**** Entries
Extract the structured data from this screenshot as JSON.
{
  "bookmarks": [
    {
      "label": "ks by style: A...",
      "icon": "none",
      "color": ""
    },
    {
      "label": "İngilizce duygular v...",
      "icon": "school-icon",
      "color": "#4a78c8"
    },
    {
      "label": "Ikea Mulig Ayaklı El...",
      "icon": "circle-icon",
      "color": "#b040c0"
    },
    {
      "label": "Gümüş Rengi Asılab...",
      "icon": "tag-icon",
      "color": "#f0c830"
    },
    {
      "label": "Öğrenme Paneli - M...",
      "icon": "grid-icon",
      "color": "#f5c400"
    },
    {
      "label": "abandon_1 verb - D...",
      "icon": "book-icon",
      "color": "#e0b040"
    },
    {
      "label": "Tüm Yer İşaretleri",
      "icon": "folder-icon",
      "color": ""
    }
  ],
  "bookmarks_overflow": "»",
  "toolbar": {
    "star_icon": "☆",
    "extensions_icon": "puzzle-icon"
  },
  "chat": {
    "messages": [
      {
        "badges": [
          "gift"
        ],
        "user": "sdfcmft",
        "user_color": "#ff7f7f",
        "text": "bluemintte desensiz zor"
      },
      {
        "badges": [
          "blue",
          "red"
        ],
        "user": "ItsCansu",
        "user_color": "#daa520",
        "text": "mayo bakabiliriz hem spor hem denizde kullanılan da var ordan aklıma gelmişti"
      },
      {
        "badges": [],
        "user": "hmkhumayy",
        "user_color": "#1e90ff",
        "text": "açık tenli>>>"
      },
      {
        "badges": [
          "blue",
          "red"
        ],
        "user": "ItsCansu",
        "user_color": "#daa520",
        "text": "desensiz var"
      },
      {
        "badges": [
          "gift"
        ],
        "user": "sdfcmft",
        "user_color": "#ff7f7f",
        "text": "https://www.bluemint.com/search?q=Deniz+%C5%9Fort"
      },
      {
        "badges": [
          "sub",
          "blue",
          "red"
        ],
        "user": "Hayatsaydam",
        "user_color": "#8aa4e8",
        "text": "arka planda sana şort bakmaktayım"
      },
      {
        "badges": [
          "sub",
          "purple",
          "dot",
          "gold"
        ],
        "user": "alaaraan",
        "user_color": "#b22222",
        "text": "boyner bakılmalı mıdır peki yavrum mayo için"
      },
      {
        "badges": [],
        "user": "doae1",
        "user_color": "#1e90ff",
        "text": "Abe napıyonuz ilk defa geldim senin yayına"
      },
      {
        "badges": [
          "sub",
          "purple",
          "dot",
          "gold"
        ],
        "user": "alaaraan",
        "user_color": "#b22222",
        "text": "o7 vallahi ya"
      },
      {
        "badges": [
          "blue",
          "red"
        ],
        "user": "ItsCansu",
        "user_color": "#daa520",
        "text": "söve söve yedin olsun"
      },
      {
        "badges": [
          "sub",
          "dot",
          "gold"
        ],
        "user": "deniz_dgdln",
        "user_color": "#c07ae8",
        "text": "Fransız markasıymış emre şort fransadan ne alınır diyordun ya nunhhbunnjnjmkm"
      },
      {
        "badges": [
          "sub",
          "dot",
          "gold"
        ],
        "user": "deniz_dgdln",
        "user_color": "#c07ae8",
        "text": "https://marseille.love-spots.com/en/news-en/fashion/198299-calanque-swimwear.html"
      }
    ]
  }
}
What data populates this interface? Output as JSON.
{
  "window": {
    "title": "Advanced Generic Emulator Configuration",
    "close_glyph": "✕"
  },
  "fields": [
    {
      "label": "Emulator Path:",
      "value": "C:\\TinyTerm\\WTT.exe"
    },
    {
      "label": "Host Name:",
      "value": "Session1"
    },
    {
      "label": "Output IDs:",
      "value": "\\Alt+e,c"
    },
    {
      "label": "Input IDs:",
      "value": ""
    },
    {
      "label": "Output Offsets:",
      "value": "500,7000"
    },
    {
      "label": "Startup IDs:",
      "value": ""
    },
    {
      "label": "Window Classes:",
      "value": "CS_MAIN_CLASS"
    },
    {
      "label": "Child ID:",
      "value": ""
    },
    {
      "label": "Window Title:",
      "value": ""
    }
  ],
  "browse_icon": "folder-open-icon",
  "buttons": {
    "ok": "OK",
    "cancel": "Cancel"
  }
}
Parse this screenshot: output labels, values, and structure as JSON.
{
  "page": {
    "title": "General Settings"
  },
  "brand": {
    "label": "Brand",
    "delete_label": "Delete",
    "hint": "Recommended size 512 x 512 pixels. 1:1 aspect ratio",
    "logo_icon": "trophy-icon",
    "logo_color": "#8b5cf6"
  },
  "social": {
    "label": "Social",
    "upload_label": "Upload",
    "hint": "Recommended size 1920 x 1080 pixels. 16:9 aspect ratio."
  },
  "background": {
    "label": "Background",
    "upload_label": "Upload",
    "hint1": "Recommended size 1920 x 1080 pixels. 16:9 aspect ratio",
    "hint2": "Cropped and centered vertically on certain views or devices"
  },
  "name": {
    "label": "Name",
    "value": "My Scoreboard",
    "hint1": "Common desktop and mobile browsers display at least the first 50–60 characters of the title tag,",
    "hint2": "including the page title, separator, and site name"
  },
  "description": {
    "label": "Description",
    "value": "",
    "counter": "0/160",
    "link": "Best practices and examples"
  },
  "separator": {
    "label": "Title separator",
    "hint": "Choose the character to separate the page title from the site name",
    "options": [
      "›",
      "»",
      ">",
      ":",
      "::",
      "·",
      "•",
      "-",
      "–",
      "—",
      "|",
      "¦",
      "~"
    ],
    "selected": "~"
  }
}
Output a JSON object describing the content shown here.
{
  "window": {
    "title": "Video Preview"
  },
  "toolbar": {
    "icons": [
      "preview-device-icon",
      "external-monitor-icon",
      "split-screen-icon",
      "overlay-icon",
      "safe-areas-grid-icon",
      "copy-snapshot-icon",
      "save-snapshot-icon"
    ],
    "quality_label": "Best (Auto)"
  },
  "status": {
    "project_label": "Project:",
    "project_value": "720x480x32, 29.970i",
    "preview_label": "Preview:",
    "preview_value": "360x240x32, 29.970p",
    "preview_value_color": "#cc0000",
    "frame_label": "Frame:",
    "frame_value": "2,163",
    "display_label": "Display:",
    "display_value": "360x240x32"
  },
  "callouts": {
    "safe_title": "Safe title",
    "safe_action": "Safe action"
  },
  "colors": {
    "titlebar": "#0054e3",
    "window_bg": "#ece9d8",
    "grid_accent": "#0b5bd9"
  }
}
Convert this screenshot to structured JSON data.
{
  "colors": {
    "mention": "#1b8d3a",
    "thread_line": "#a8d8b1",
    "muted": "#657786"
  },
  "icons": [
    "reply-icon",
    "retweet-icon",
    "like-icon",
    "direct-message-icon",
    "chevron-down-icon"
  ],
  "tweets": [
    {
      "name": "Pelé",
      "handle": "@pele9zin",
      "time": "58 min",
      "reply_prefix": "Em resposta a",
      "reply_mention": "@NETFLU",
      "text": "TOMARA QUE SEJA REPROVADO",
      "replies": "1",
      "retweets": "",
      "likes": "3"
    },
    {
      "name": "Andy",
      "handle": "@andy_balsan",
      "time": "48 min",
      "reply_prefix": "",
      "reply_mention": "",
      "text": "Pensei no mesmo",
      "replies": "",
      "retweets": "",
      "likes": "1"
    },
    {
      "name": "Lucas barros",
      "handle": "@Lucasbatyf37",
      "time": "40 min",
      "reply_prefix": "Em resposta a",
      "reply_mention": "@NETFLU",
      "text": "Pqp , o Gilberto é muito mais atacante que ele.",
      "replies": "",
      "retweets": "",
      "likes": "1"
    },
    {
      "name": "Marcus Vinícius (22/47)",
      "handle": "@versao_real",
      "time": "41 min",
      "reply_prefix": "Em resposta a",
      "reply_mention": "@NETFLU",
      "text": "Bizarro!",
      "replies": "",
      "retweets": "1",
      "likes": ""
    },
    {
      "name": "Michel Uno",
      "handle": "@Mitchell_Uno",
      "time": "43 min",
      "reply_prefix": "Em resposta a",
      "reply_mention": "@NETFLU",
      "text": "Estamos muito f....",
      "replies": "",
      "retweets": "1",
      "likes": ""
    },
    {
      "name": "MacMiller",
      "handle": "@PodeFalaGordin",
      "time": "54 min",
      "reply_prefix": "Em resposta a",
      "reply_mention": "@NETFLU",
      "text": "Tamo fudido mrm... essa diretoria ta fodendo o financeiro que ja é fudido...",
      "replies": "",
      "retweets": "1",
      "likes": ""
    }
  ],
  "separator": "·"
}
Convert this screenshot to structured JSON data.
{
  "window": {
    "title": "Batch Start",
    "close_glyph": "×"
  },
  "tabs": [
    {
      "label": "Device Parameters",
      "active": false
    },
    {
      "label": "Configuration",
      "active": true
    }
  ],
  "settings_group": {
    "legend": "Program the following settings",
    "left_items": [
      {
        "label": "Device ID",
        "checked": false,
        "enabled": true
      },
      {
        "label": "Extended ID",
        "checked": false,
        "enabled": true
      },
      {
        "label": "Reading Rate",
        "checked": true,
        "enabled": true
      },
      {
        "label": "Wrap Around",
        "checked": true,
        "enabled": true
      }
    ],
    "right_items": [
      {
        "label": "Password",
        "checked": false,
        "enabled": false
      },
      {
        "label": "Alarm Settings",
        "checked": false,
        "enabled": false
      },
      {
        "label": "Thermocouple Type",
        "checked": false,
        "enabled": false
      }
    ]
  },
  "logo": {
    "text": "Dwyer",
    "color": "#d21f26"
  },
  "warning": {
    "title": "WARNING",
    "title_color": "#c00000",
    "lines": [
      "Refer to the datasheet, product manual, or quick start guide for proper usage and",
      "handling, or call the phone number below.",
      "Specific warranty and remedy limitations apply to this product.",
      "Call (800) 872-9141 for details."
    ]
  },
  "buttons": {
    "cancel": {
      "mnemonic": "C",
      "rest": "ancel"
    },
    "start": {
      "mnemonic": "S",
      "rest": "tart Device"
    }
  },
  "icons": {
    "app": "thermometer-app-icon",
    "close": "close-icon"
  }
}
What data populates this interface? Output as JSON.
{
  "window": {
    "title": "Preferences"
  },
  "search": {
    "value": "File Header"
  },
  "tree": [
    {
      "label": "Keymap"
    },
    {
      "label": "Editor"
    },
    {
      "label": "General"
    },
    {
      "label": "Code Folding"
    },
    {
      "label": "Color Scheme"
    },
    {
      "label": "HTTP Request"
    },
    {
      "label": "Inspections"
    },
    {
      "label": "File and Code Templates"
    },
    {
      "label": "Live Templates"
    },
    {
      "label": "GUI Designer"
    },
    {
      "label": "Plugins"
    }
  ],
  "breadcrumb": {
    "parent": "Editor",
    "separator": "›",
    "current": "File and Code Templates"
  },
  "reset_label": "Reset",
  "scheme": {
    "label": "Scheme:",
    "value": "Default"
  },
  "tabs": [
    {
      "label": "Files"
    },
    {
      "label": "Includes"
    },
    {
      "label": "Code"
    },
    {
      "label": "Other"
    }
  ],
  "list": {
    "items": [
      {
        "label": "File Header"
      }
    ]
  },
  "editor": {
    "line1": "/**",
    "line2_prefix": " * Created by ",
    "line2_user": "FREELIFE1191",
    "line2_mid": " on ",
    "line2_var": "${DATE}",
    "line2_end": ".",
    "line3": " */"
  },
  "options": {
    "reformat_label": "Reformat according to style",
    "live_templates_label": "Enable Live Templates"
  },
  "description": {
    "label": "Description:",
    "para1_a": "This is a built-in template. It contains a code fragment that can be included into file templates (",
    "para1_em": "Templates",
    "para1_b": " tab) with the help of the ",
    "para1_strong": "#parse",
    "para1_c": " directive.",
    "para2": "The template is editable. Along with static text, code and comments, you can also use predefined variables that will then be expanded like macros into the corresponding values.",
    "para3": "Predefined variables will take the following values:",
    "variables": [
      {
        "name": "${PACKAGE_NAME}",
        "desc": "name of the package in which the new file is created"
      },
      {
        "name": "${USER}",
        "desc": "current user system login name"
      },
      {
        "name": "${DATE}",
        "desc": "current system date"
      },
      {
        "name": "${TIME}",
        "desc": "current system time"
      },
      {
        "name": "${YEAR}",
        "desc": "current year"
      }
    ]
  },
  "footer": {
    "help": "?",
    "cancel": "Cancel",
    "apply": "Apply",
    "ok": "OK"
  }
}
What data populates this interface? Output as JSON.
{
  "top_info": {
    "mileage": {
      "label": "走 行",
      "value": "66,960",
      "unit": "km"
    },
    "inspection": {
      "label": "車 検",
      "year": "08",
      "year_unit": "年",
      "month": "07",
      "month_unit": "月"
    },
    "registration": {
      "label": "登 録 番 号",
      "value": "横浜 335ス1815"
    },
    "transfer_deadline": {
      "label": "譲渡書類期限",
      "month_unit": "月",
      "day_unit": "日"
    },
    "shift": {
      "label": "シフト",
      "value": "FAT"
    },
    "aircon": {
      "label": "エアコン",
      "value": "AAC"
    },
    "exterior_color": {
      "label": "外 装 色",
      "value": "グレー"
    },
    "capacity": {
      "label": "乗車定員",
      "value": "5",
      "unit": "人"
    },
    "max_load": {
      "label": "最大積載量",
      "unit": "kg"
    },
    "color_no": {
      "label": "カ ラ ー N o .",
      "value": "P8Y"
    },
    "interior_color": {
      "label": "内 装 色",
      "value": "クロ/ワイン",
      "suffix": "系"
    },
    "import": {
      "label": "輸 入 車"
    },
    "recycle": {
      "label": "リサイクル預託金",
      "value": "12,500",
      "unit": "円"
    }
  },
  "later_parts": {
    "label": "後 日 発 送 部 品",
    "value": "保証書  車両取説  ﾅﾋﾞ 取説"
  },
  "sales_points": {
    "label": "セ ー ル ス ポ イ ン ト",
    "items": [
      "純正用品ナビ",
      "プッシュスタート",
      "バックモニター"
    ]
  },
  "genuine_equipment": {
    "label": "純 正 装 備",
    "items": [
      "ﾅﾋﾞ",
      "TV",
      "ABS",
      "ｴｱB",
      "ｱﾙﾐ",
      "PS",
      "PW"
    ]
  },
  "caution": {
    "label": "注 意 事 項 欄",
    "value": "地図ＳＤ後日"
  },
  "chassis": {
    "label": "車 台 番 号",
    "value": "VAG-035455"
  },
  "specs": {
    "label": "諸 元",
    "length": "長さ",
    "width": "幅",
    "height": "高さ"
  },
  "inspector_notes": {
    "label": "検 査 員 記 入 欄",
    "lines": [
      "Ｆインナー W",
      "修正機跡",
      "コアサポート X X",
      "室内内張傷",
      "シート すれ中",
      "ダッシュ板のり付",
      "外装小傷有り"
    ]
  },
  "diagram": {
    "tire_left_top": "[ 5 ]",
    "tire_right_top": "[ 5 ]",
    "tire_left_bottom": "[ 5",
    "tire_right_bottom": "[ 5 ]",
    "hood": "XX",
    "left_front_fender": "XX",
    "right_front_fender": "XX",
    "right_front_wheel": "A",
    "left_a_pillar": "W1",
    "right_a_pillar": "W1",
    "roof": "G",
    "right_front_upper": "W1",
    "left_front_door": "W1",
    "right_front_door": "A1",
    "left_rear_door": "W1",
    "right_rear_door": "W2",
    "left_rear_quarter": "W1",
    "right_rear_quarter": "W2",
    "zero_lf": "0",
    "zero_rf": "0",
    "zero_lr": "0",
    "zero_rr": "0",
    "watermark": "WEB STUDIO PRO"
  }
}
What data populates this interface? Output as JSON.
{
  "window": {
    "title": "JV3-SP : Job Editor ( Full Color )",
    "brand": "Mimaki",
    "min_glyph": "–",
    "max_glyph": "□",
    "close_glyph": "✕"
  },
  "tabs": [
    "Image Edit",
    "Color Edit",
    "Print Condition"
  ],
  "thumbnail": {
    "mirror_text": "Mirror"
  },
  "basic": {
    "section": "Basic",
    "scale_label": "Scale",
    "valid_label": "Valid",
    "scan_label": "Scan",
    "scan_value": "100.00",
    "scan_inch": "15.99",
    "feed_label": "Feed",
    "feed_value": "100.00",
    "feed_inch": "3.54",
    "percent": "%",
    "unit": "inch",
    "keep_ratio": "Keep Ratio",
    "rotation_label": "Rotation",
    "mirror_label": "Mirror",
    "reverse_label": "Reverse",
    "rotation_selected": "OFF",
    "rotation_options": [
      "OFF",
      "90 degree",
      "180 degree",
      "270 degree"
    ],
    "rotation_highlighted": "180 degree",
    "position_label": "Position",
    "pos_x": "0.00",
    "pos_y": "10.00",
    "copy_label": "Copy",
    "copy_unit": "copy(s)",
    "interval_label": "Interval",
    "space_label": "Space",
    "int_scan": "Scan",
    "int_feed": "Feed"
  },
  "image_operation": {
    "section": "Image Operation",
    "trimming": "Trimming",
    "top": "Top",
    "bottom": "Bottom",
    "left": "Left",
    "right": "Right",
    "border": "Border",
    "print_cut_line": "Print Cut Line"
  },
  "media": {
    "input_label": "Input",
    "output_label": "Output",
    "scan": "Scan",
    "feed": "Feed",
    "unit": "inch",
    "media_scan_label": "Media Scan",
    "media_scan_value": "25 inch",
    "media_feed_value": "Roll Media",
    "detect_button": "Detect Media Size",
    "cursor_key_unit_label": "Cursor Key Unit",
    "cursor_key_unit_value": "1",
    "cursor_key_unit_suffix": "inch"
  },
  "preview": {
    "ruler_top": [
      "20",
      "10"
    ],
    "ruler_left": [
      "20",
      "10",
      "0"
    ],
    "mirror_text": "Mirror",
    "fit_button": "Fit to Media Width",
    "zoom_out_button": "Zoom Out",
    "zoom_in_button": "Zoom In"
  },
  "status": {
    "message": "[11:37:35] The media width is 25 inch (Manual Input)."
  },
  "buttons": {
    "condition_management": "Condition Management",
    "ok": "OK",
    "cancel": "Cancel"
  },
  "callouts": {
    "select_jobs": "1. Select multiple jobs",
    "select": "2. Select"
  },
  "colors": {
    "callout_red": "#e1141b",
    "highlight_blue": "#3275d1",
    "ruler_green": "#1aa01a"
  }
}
********
● **What you need to do**
Report how many lines in this data include the string "folder", and nothing else.

● **Worked solution**
2